<<<<

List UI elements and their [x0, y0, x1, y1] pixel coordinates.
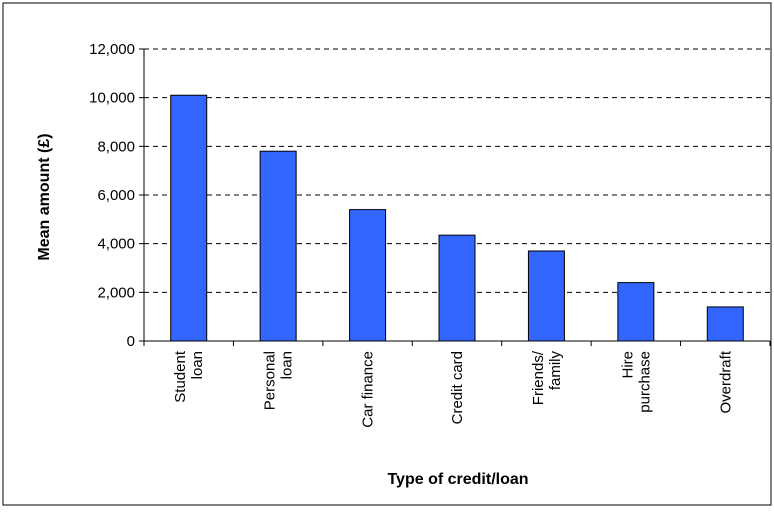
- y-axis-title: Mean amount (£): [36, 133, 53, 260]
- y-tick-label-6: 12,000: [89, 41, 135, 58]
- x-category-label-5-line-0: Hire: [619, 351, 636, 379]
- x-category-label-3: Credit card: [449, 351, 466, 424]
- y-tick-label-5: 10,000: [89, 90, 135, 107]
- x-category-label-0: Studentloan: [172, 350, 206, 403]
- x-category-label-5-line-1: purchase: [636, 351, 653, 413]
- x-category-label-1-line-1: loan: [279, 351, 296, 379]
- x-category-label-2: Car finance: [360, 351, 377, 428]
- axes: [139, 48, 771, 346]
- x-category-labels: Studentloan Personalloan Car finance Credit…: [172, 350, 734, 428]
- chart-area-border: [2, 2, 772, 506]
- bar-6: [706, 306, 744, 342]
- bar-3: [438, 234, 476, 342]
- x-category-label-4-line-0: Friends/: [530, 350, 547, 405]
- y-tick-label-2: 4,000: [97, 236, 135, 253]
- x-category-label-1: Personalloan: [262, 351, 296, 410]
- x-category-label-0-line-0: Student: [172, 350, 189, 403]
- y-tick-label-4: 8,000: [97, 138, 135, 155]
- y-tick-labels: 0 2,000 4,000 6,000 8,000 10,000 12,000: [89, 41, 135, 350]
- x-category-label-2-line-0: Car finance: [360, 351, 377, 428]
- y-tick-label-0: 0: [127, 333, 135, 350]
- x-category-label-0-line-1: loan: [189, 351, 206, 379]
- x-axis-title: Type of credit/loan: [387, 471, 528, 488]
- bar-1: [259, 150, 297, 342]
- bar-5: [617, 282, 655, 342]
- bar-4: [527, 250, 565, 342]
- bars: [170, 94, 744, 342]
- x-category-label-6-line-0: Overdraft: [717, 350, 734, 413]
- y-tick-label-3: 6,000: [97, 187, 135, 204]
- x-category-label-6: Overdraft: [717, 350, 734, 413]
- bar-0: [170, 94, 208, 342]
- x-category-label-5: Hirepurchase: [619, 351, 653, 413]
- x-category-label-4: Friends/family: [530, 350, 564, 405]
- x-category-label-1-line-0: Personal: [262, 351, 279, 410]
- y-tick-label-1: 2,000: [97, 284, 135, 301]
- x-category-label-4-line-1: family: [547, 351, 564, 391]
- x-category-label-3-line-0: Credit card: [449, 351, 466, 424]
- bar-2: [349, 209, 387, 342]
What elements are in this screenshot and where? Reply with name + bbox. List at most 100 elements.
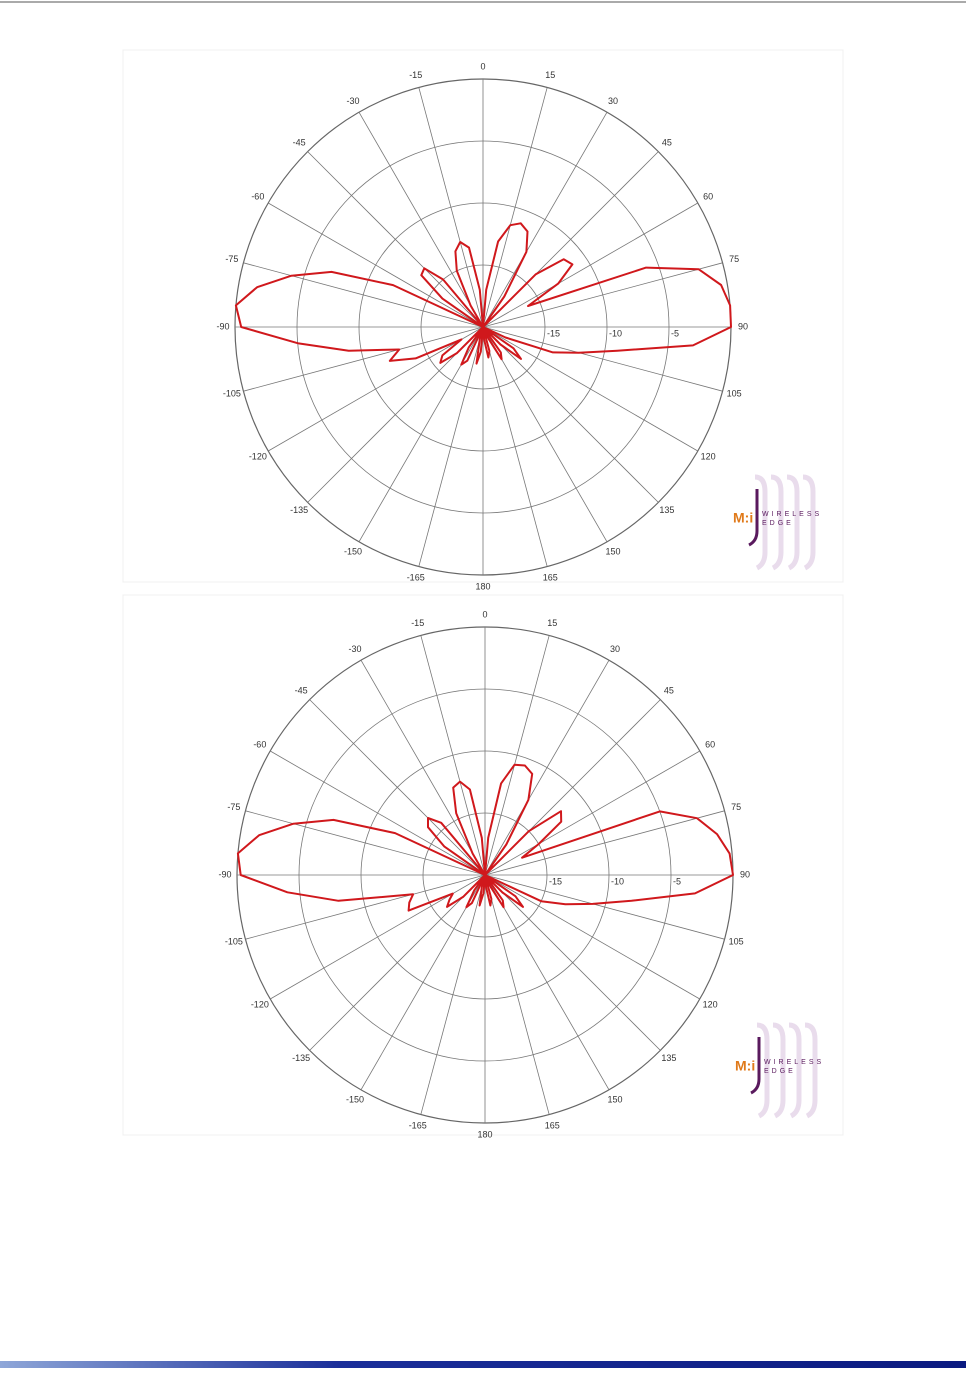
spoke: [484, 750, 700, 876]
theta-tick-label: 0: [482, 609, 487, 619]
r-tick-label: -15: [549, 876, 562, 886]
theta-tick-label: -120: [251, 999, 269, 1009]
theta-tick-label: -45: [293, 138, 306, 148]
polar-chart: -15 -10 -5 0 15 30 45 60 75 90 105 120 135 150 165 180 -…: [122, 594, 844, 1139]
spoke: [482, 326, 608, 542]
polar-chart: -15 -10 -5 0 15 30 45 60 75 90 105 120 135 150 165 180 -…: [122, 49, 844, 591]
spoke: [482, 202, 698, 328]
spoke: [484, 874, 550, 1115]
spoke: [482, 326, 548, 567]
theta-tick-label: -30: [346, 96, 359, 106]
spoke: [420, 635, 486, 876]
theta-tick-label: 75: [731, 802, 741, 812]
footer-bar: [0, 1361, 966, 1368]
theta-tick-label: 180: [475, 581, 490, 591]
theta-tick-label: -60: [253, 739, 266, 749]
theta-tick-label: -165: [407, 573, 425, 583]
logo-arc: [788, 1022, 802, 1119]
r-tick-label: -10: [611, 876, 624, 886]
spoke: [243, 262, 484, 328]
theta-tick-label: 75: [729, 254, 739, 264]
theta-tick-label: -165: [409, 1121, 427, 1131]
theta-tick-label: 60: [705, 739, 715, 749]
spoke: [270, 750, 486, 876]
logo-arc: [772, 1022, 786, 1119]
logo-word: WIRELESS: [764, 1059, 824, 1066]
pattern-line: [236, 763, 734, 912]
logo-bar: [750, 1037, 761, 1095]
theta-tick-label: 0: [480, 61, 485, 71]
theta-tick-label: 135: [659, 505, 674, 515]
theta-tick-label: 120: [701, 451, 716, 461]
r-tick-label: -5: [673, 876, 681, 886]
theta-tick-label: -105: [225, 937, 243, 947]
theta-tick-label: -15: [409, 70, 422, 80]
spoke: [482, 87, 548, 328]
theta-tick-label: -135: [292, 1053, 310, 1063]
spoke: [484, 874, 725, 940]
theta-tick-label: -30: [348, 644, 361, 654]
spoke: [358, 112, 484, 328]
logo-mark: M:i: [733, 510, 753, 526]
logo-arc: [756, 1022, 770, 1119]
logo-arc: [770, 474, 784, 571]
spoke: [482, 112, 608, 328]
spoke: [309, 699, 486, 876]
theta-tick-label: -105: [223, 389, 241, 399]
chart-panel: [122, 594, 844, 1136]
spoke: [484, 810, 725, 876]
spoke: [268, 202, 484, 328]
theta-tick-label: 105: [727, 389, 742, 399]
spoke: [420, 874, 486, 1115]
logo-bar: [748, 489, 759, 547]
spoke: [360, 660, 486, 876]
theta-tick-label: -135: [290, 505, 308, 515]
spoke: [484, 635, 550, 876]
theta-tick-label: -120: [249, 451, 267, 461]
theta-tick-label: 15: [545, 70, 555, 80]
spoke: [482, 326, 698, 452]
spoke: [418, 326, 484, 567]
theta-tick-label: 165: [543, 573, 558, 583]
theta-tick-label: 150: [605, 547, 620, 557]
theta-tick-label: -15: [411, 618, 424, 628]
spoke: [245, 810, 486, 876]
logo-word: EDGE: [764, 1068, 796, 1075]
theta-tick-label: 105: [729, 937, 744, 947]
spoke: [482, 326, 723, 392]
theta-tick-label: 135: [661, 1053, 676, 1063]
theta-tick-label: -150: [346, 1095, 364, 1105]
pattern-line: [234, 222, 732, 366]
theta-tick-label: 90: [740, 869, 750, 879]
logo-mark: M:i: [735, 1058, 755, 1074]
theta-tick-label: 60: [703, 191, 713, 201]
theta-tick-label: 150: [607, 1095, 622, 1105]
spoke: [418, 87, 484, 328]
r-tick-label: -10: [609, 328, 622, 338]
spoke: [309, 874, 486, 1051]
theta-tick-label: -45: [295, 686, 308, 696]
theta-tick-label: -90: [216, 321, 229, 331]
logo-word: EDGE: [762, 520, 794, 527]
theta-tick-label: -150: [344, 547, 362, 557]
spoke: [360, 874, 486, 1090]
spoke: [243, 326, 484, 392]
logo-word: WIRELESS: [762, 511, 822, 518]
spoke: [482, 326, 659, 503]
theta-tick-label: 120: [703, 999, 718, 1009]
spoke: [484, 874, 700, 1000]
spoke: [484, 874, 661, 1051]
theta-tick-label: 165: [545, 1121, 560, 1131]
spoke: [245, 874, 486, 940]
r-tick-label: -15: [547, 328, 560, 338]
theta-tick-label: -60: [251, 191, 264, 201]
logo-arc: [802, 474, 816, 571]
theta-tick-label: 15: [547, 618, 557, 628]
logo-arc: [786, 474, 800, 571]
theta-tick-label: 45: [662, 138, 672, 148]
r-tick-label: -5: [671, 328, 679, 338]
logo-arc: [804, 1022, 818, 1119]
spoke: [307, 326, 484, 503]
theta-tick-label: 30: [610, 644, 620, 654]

>>>>

Copy out every one of the entries above word for word, omitting the pictures.

* [SOLUTION FOR THIS PROBLEM]
List UI elements and their [x0, y0, x1, y1] pixel coordinates.
- y-axis-title: Mean amount (£): [36, 133, 53, 260]
- y-tick-label-6: 12,000: [89, 41, 135, 58]
- x-category-label-5-line-0: Hire: [619, 351, 636, 379]
- x-category-label-3: Credit card: [449, 351, 466, 424]
- y-tick-label-5: 10,000: [89, 90, 135, 107]
- x-category-label-0: Studentloan: [172, 350, 206, 403]
- x-category-label-5-line-1: purchase: [636, 351, 653, 413]
- x-category-label-1-line-1: loan: [279, 351, 296, 379]
- x-category-label-2: Car finance: [360, 351, 377, 428]
- axes: [139, 48, 771, 346]
- x-category-labels: Studentloan Personalloan Car finance Credit…: [172, 350, 734, 428]
- chart-area-border: [2, 2, 772, 506]
- bar-6: [706, 306, 744, 342]
- bar-3: [438, 234, 476, 342]
- x-category-label-4-line-0: Friends/: [530, 350, 547, 405]
- y-tick-label-2: 4,000: [97, 236, 135, 253]
- x-category-label-1: Personalloan: [262, 351, 296, 410]
- x-category-label-0-line-0: Student: [172, 350, 189, 403]
- y-tick-label-4: 8,000: [97, 138, 135, 155]
- y-tick-labels: 0 2,000 4,000 6,000 8,000 10,000 12,000: [89, 41, 135, 350]
- x-category-label-2-line-0: Car finance: [360, 351, 377, 428]
- y-tick-label-0: 0: [127, 333, 135, 350]
- x-category-label-0-line-1: loan: [189, 351, 206, 379]
- x-axis-title: Type of credit/loan: [387, 471, 528, 488]
- bar-1: [259, 150, 297, 342]
- bar-5: [617, 282, 655, 342]
- bar-4: [527, 250, 565, 342]
- bars: [170, 94, 744, 342]
- x-category-label-6-line-0: Overdraft: [717, 350, 734, 413]
- y-tick-label-3: 6,000: [97, 187, 135, 204]
- x-category-label-6: Overdraft: [717, 350, 734, 413]
- bar-0: [170, 94, 208, 342]
- x-category-label-5: Hirepurchase: [619, 351, 653, 413]
- x-category-label-4: Friends/family: [530, 350, 564, 405]
- x-category-label-1-line-0: Personal: [262, 351, 279, 410]
- y-tick-label-1: 2,000: [97, 284, 135, 301]
- x-category-label-4-line-1: family: [547, 351, 564, 391]
- x-category-label-3-line-0: Credit card: [449, 351, 466, 424]
- bar-2: [349, 209, 387, 342]
What elements are in this screenshot and where? Reply with name + bbox. List at most 100 elements.
spoke: [484, 750, 700, 876]
theta-tick-label: 0: [482, 609, 487, 619]
r-tick-label: -15: [549, 876, 562, 886]
theta-tick-label: -120: [251, 999, 269, 1009]
theta-tick-label: -45: [293, 138, 306, 148]
polar-chart: -15 -10 -5 0 15 30 45 60 75 90 105 120 135 150 165 180 -…: [122, 594, 844, 1139]
spoke: [482, 326, 608, 542]
polar-chart: -15 -10 -5 0 15 30 45 60 75 90 105 120 135 150 165 180 -…: [122, 49, 844, 591]
spoke: [482, 202, 698, 328]
spoke: [484, 874, 550, 1115]
spoke: [482, 326, 548, 567]
theta-tick-label: -30: [346, 96, 359, 106]
spoke: [420, 635, 486, 876]
theta-tick-label: 75: [731, 802, 741, 812]
footer-bar: [0, 1361, 966, 1368]
theta-tick-label: 180: [475, 581, 490, 591]
theta-tick-label: -60: [253, 739, 266, 749]
theta-tick-label: -165: [407, 573, 425, 583]
logo-arc: [788, 1022, 802, 1119]
r-tick-label: -10: [611, 876, 624, 886]
spoke: [243, 262, 484, 328]
theta-tick-label: 75: [729, 254, 739, 264]
theta-tick-label: -165: [409, 1121, 427, 1131]
theta-tick-label: 60: [705, 739, 715, 749]
spoke: [270, 750, 486, 876]
logo-arc: [772, 1022, 786, 1119]
logo-word: WIRELESS: [764, 1059, 824, 1066]
pattern-line: [236, 763, 734, 912]
logo-bar: [750, 1037, 761, 1095]
theta-tick-label: 0: [480, 61, 485, 71]
theta-tick-label: 135: [659, 505, 674, 515]
theta-tick-label: 120: [701, 451, 716, 461]
r-tick-label: -5: [673, 876, 681, 886]
theta-tick-label: -105: [225, 937, 243, 947]
theta-tick-label: -15: [409, 70, 422, 80]
spoke: [482, 87, 548, 328]
theta-tick-label: -135: [292, 1053, 310, 1063]
spoke: [484, 874, 725, 940]
theta-tick-label: -30: [348, 644, 361, 654]
spoke: [358, 112, 484, 328]
logo-mark: M:i: [733, 510, 753, 526]
logo-arc: [756, 1022, 770, 1119]
logo-arc: [770, 474, 784, 571]
spoke: [482, 112, 608, 328]
spoke: [309, 699, 486, 876]
theta-tick-label: -105: [223, 389, 241, 399]
chart-panel: [122, 594, 844, 1136]
spoke: [484, 810, 725, 876]
spoke: [268, 202, 484, 328]
theta-tick-label: 105: [727, 389, 742, 399]
spoke: [420, 874, 486, 1115]
logo-bar: [748, 489, 759, 547]
spoke: [360, 660, 486, 876]
theta-tick-label: -135: [290, 505, 308, 515]
spoke: [484, 635, 550, 876]
theta-tick-label: -120: [249, 451, 267, 461]
theta-tick-label: 15: [545, 70, 555, 80]
spoke: [482, 326, 698, 452]
spoke: [418, 326, 484, 567]
theta-tick-label: 165: [543, 573, 558, 583]
theta-tick-label: 150: [605, 547, 620, 557]
theta-tick-label: -15: [411, 618, 424, 628]
spoke: [245, 810, 486, 876]
logo-word: EDGE: [764, 1068, 796, 1075]
theta-tick-label: 105: [729, 937, 744, 947]
spoke: [482, 326, 723, 392]
theta-tick-label: 135: [661, 1053, 676, 1063]
theta-tick-label: -150: [346, 1095, 364, 1105]
pattern-line: [234, 222, 732, 366]
theta-tick-label: 90: [740, 869, 750, 879]
logo-mark: M:i: [735, 1058, 755, 1074]
theta-tick-label: 60: [703, 191, 713, 201]
theta-tick-label: 150: [607, 1095, 622, 1105]
spoke: [418, 87, 484, 328]
r-tick-label: -10: [609, 328, 622, 338]
spoke: [309, 874, 486, 1051]
theta-tick-label: -45: [295, 686, 308, 696]
theta-tick-label: -90: [216, 321, 229, 331]
logo-word: EDGE: [762, 520, 794, 527]
theta-tick-label: -150: [344, 547, 362, 557]
spoke: [360, 874, 486, 1090]
spoke: [243, 326, 484, 392]
logo-word: WIRELESS: [762, 511, 822, 518]
spoke: [482, 326, 659, 503]
theta-tick-label: 120: [703, 999, 718, 1009]
spoke: [484, 874, 700, 1000]
spoke: [484, 874, 661, 1051]
theta-tick-label: 165: [545, 1121, 560, 1131]
spoke: [245, 874, 486, 940]
r-tick-label: -15: [547, 328, 560, 338]
theta-tick-label: -60: [251, 191, 264, 201]
logo-arc: [802, 474, 816, 571]
theta-tick-label: 15: [547, 618, 557, 628]
logo-arc: [786, 474, 800, 571]
theta-tick-label: 45: [662, 138, 672, 148]
r-tick-label: -5: [671, 328, 679, 338]
logo-arc: [804, 1022, 818, 1119]
spoke: [307, 326, 484, 503]
theta-tick-label: 30: [610, 644, 620, 654]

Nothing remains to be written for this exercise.